-- START --
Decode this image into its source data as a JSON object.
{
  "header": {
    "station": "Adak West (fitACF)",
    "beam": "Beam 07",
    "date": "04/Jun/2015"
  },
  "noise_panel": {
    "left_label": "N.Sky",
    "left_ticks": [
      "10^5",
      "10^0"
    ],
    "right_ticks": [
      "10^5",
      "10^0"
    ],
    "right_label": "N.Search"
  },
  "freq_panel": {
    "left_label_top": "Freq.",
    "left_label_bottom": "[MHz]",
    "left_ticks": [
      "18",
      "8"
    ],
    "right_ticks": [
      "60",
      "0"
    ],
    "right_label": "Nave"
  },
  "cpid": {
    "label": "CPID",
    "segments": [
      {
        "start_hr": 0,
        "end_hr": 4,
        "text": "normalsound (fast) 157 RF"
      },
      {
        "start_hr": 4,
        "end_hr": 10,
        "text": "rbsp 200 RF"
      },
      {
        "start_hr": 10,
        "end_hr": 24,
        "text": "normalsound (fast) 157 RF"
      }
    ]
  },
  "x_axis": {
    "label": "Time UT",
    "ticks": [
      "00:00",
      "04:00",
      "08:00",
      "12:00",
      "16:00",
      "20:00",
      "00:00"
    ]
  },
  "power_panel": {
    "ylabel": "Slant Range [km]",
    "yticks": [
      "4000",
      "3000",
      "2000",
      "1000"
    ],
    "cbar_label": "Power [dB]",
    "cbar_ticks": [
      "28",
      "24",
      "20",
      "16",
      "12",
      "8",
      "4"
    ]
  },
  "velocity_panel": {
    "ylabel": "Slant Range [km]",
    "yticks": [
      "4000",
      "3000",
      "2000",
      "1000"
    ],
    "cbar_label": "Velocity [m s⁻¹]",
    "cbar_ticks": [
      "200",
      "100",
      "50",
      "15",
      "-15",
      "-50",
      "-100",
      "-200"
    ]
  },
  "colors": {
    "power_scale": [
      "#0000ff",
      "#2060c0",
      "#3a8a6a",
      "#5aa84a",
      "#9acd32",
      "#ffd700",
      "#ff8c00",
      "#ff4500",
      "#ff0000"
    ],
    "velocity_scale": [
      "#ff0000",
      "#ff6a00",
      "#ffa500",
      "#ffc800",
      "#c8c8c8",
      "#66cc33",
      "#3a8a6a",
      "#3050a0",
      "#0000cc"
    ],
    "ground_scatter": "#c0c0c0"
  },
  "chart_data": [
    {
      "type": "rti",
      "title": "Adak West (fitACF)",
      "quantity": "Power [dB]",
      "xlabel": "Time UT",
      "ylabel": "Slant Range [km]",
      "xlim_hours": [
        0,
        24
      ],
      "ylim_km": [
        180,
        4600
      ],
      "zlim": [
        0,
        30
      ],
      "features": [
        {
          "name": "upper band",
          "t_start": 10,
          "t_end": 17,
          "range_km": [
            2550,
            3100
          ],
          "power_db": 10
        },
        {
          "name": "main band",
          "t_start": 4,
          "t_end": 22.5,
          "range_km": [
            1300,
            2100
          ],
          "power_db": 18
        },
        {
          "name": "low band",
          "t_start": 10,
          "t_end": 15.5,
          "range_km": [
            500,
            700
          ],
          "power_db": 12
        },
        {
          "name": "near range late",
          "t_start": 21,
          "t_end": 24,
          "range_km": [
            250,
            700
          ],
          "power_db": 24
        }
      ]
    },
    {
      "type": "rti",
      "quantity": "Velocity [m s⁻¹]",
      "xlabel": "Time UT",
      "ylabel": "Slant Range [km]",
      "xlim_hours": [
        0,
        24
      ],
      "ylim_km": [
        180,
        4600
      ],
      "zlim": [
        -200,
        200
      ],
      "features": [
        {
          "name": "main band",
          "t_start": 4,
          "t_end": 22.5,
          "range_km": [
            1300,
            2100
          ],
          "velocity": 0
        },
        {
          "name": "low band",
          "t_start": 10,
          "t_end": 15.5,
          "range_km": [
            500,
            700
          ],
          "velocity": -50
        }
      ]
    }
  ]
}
-- END --
TO DO -> Using the entries above, return each line in which the word "West" occurs.

EXERCISE ANSWER ->
    "station": "Adak West (fitACF)",
      "title": "Adak West (fitACF)",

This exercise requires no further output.